* **Prompt**
Skip the pictures. Copy all the rest of the records down exactly.

________________________________________

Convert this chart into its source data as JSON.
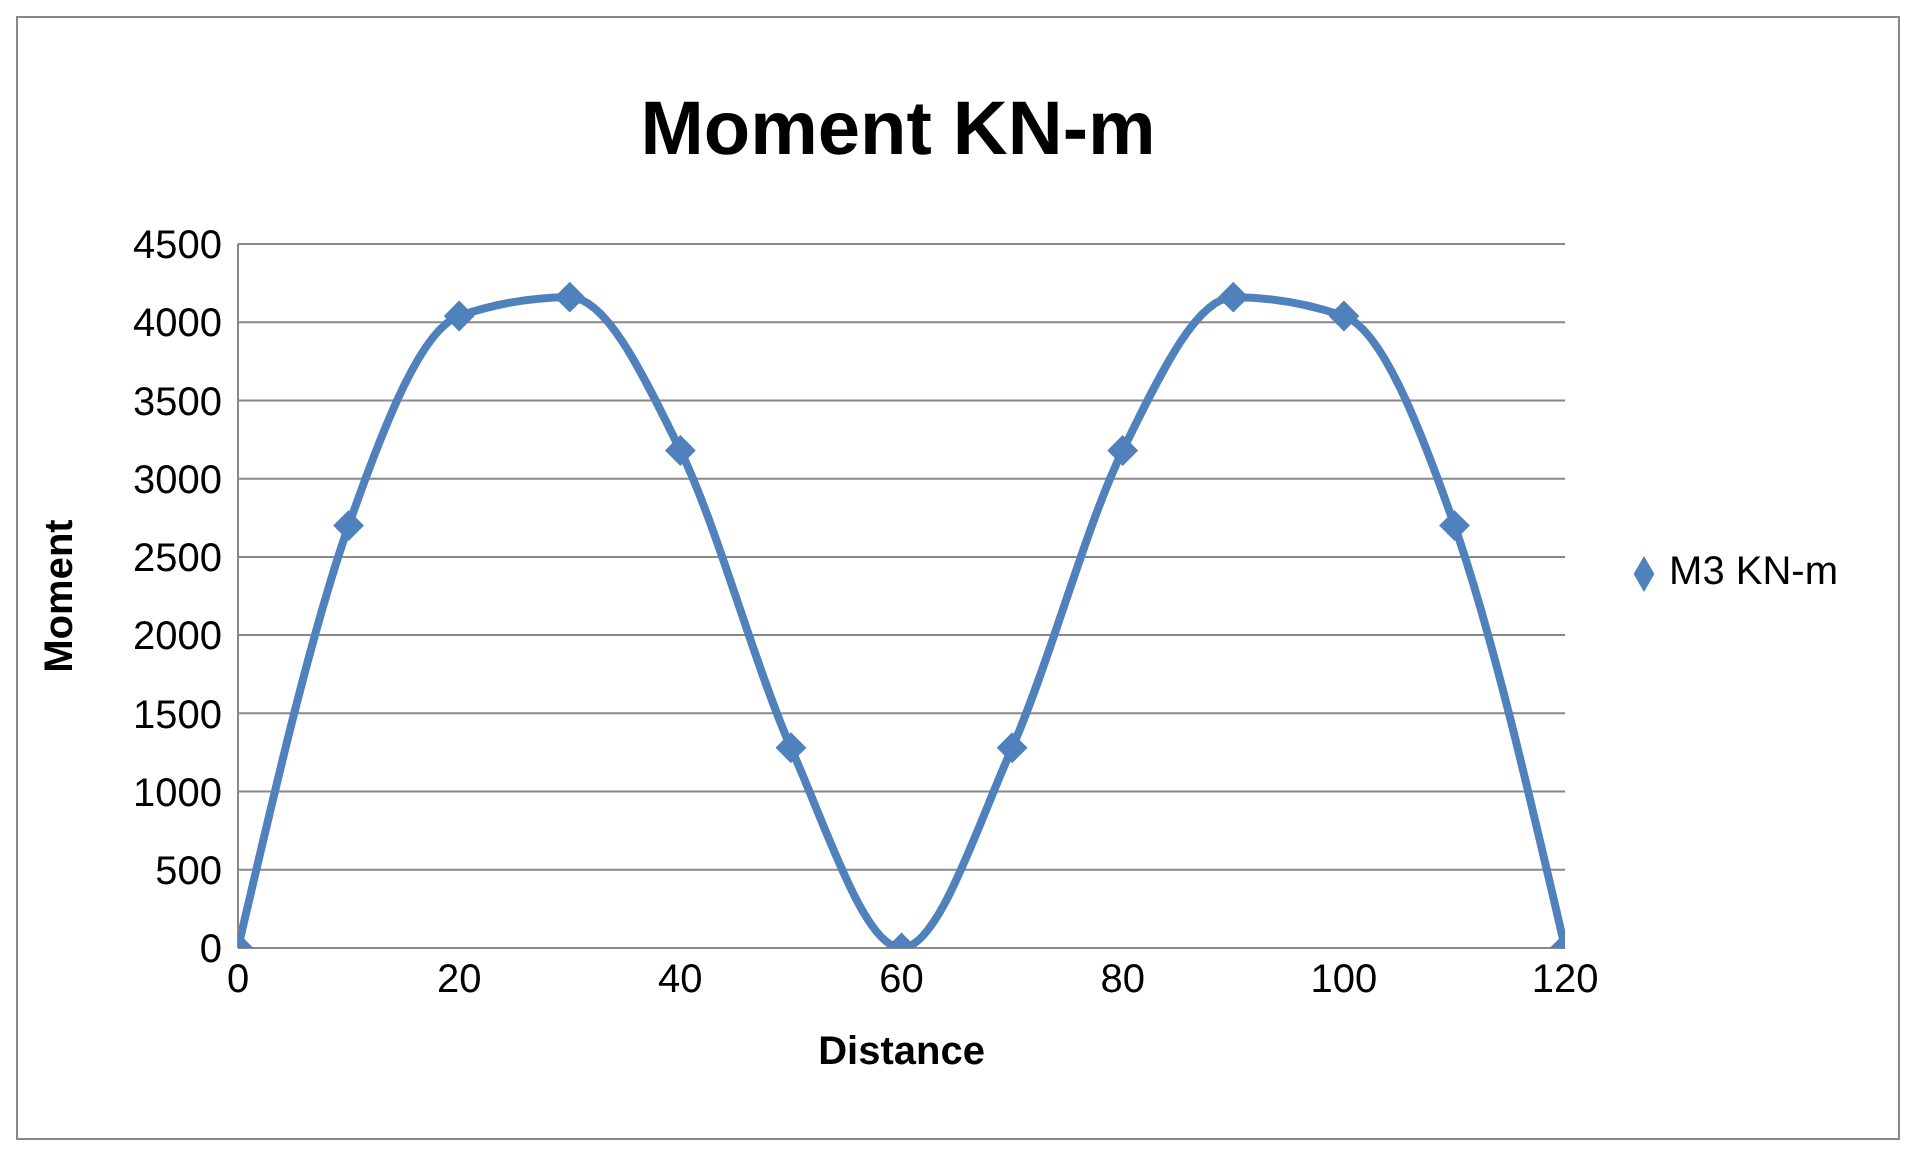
{
  "chart_data": {
    "type": "line",
    "title": "Moment KN-m",
    "xlabel": "Distance",
    "ylabel": "Moment",
    "x": [
      0,
      10,
      20,
      30,
      40,
      50,
      60,
      70,
      80,
      90,
      100,
      110,
      120
    ],
    "series": [
      {
        "name": "M3 KN-m",
        "color": "#4f81bd",
        "values": [
          0,
          2700,
          4040,
          4160,
          3180,
          1280,
          0,
          1280,
          3180,
          4160,
          4040,
          2700,
          0
        ]
      }
    ],
    "xlim": [
      0,
      120
    ],
    "xticks": [
      0,
      20,
      40,
      60,
      80,
      100,
      120
    ],
    "ylim": [
      0,
      4500
    ],
    "yticks": [
      0,
      500,
      1000,
      1500,
      2000,
      2500,
      3000,
      3500,
      4000,
      4500
    ],
    "grid": "y",
    "legend": "right",
    "marker": "diamond",
    "line_style": "solid"
  }
}
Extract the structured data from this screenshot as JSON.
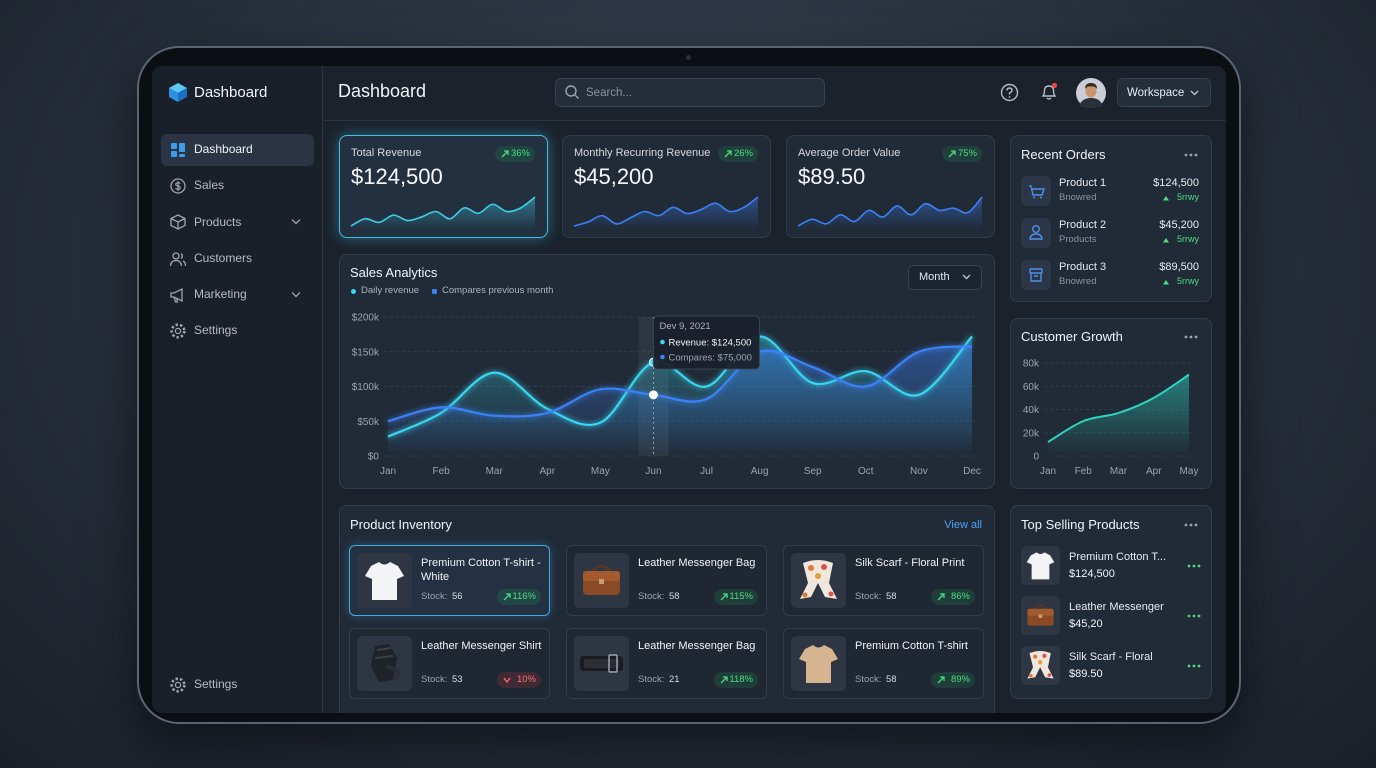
{
  "brand": "Dashboard",
  "nav": {
    "items": [
      {
        "label": "Dashboard",
        "expandable": false
      },
      {
        "label": "Sales",
        "expandable": false
      },
      {
        "label": "Products",
        "expandable": true
      },
      {
        "label": "Customers",
        "expandable": false
      },
      {
        "label": "Marketing",
        "expandable": true
      },
      {
        "label": "Settings",
        "expandable": false
      }
    ],
    "active": 0,
    "footer": "Settings"
  },
  "header": {
    "title": "Dashboard",
    "search_placeholder": "Search...",
    "workspace": "Workspace"
  },
  "kpis": [
    {
      "label": "Total Revenue",
      "value": "$124,500",
      "change": "36%",
      "spark": [
        10,
        18,
        14,
        22,
        16,
        20,
        26,
        18,
        30,
        24,
        34,
        26,
        30,
        42
      ]
    },
    {
      "label": "Monthly Recurring Revenue",
      "value": "$45,200",
      "change": "26%",
      "spark": [
        12,
        16,
        22,
        14,
        20,
        26,
        22,
        30,
        24,
        28,
        34,
        26,
        30,
        40
      ]
    },
    {
      "label": "Average Order Value",
      "value": "$89.50",
      "change": "75%",
      "spark": [
        14,
        20,
        16,
        24,
        18,
        28,
        22,
        32,
        24,
        34,
        28,
        30,
        26,
        40
      ]
    }
  ],
  "chart_data": [
    {
      "type": "line",
      "title": "Sales Analytics",
      "control": "Month",
      "categories": [
        "Jan",
        "Feb",
        "Mar",
        "Apr",
        "May",
        "Jun",
        "Jul",
        "Aug",
        "Sep",
        "Oct",
        "Nov",
        "Dec"
      ],
      "series": [
        {
          "name": "Daily revenue",
          "color": "#38d6f0",
          "values": [
            28000,
            62000,
            120000,
            68000,
            48000,
            135000,
            100000,
            172000,
            105000,
            122000,
            88000,
            172000
          ]
        },
        {
          "name": "Compares previous month",
          "color": "#3b82f6",
          "values": [
            50000,
            70000,
            58000,
            62000,
            96000,
            88000,
            82000,
            150000,
            128000,
            100000,
            150000,
            158000
          ]
        }
      ],
      "ylim": [
        0,
        200000
      ],
      "yticks": [
        {
          "value": 0,
          "label": "$0"
        },
        {
          "value": 50000,
          "label": "$50k"
        },
        {
          "value": 100000,
          "label": "$100k"
        },
        {
          "value": 150000,
          "label": "$150k"
        },
        {
          "value": 200000,
          "label": "$200k"
        }
      ],
      "grid": true,
      "tooltip": {
        "title": "Dev 9, 2021",
        "lines": [
          "Revenue: $124,500",
          "Compares: $75,000"
        ]
      }
    },
    {
      "type": "area",
      "title": "Customer Growth",
      "categories": [
        "Jan",
        "Feb",
        "Mar",
        "Apr",
        "May"
      ],
      "values": [
        12000,
        30000,
        37000,
        50000,
        70000
      ],
      "color": "#2dd4bf",
      "ylim": [
        0,
        80000
      ],
      "yticks": [
        0,
        {
          "value": 20000,
          "label": "20k"
        },
        {
          "value": 40000,
          "label": "40k"
        },
        {
          "value": 60000,
          "label": "60k"
        },
        {
          "value": 80000,
          "label": "80k"
        }
      ],
      "grid": true
    }
  ],
  "recent_orders": {
    "title": "Recent Orders",
    "items": [
      {
        "name": "Product 1",
        "sub": "Bnowred",
        "amount": "$124,500",
        "change": "5rrwy"
      },
      {
        "name": "Product 2",
        "sub": "Products",
        "amount": "$45,200",
        "change": "5rrwy"
      },
      {
        "name": "Product 3",
        "sub": "Bnowred",
        "amount": "$89,500",
        "change": "5rrwy"
      }
    ]
  },
  "inventory": {
    "title": "Product Inventory",
    "action": "View all",
    "stock_label": "Stock:",
    "items": [
      {
        "name": "Premium Cotton T-shirt - White",
        "stock": 56,
        "change": "116%",
        "trend": "up"
      },
      {
        "name": "Leather Messenger Bag",
        "stock": 58,
        "change": "115%",
        "trend": "up"
      },
      {
        "name": "Silk Scarf - Floral Print",
        "stock": 58,
        "change": "86%",
        "trend": "up"
      },
      {
        "name": "Leather Messenger Shirt",
        "stock": 53,
        "change": "10%",
        "trend": "down"
      },
      {
        "name": "Leather Messenger Bag",
        "stock": 21,
        "change": "118%",
        "trend": "up"
      },
      {
        "name": "Premium Cotton T-shirt",
        "stock": 58,
        "change": "89%",
        "trend": "up"
      }
    ]
  },
  "top_selling": {
    "title": "Top Selling Products",
    "items": [
      {
        "name": "Premium Cotton T...",
        "price": "$124,500"
      },
      {
        "name": "Leather Messenger",
        "price": "$45,20"
      },
      {
        "name": "Silk Scarf - Floral",
        "price": "$89.50"
      }
    ]
  }
}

________________________________________

* **Full output**
Convert this chart into its source data as JSON.
{
  "chart_data": {
    "type": "line",
    "title": "Moment KN-m",
    "xlabel": "Distance",
    "ylabel": "Moment",
    "x": [
      0,
      10,
      20,
      30,
      40,
      50,
      60,
      70,
      80,
      90,
      100,
      110,
      120
    ],
    "series": [
      {
        "name": "M3 KN-m",
        "color": "#4f81bd",
        "values": [
          0,
          2700,
          4040,
          4160,
          3180,
          1280,
          0,
          1280,
          3180,
          4160,
          4040,
          2700,
          0
        ]
      }
    ],
    "xlim": [
      0,
      120
    ],
    "xticks": [
      0,
      20,
      40,
      60,
      80,
      100,
      120
    ],
    "ylim": [
      0,
      4500
    ],
    "yticks": [
      0,
      500,
      1000,
      1500,
      2000,
      2500,
      3000,
      3500,
      4000,
      4500
    ],
    "grid": "y",
    "legend": "right",
    "marker": "diamond",
    "line_style": "solid"
  }
}
Extract the structured data from this screenshot as JSON.
{
  "brand": "Dashboard",
  "nav": {
    "items": [
      {
        "label": "Dashboard",
        "expandable": false
      },
      {
        "label": "Sales",
        "expandable": false
      },
      {
        "label": "Products",
        "expandable": true
      },
      {
        "label": "Customers",
        "expandable": false
      },
      {
        "label": "Marketing",
        "expandable": true
      },
      {
        "label": "Settings",
        "expandable": false
      }
    ],
    "active": 0,
    "footer": "Settings"
  },
  "header": {
    "title": "Dashboard",
    "search_placeholder": "Search...",
    "workspace": "Workspace"
  },
  "kpis": [
    {
      "label": "Total Revenue",
      "value": "$124,500",
      "change": "36%",
      "spark": [
        10,
        18,
        14,
        22,
        16,
        20,
        26,
        18,
        30,
        24,
        34,
        26,
        30,
        42
      ]
    },
    {
      "label": "Monthly Recurring Revenue",
      "value": "$45,200",
      "change": "26%",
      "spark": [
        12,
        16,
        22,
        14,
        20,
        26,
        22,
        30,
        24,
        28,
        34,
        26,
        30,
        40
      ]
    },
    {
      "label": "Average Order Value",
      "value": "$89.50",
      "change": "75%",
      "spark": [
        14,
        20,
        16,
        24,
        18,
        28,
        22,
        32,
        24,
        34,
        28,
        30,
        26,
        40
      ]
    }
  ],
  "chart_data": [
    {
      "type": "line",
      "title": "Sales Analytics",
      "control": "Month",
      "categories": [
        "Jan",
        "Feb",
        "Mar",
        "Apr",
        "May",
        "Jun",
        "Jul",
        "Aug",
        "Sep",
        "Oct",
        "Nov",
        "Dec"
      ],
      "series": [
        {
          "name": "Daily revenue",
          "color": "#38d6f0",
          "values": [
            28000,
            62000,
            120000,
            68000,
            48000,
            135000,
            100000,
            172000,
            105000,
            122000,
            88000,
            172000
          ]
        },
        {
          "name": "Compares previous month",
          "color": "#3b82f6",
          "values": [
            50000,
            70000,
            58000,
            62000,
            96000,
            88000,
            82000,
            150000,
            128000,
            100000,
            150000,
            158000
          ]
        }
      ],
      "ylim": [
        0,
        200000
      ],
      "yticks": [
        {
          "value": 0,
          "label": "$0"
        },
        {
          "value": 50000,
          "label": "$50k"
        },
        {
          "value": 100000,
          "label": "$100k"
        },
        {
          "value": 150000,
          "label": "$150k"
        },
        {
          "value": 200000,
          "label": "$200k"
        }
      ],
      "grid": true,
      "tooltip": {
        "title": "Dev 9, 2021",
        "lines": [
          "Revenue: $124,500",
          "Compares: $75,000"
        ]
      }
    },
    {
      "type": "area",
      "title": "Customer Growth",
      "categories": [
        "Jan",
        "Feb",
        "Mar",
        "Apr",
        "May"
      ],
      "values": [
        12000,
        30000,
        37000,
        50000,
        70000
      ],
      "color": "#2dd4bf",
      "ylim": [
        0,
        80000
      ],
      "yticks": [
        0,
        {
          "value": 20000,
          "label": "20k"
        },
        {
          "value": 40000,
          "label": "40k"
        },
        {
          "value": 60000,
          "label": "60k"
        },
        {
          "value": 80000,
          "label": "80k"
        }
      ],
      "grid": true
    }
  ],
  "recent_orders": {
    "title": "Recent Orders",
    "items": [
      {
        "name": "Product 1",
        "sub": "Bnowred",
        "amount": "$124,500",
        "change": "5rrwy"
      },
      {
        "name": "Product 2",
        "sub": "Products",
        "amount": "$45,200",
        "change": "5rrwy"
      },
      {
        "name": "Product 3",
        "sub": "Bnowred",
        "amount": "$89,500",
        "change": "5rrwy"
      }
    ]
  },
  "inventory": {
    "title": "Product Inventory",
    "action": "View all",
    "stock_label": "Stock:",
    "items": [
      {
        "name": "Premium Cotton T-shirt - White",
        "stock": 56,
        "change": "116%",
        "trend": "up"
      },
      {
        "name": "Leather Messenger Bag",
        "stock": 58,
        "change": "115%",
        "trend": "up"
      },
      {
        "name": "Silk Scarf - Floral Print",
        "stock": 58,
        "change": "86%",
        "trend": "up"
      },
      {
        "name": "Leather Messenger Shirt",
        "stock": 53,
        "change": "10%",
        "trend": "down"
      },
      {
        "name": "Leather Messenger Bag",
        "stock": 21,
        "change": "118%",
        "trend": "up"
      },
      {
        "name": "Premium Cotton T-shirt",
        "stock": 58,
        "change": "89%",
        "trend": "up"
      }
    ]
  },
  "top_selling": {
    "title": "Top Selling Products",
    "items": [
      {
        "name": "Premium Cotton T...",
        "price": "$124,500"
      },
      {
        "name": "Leather Messenger",
        "price": "$45,20"
      },
      {
        "name": "Silk Scarf - Floral",
        "price": "$89.50"
      }
    ]
  }
}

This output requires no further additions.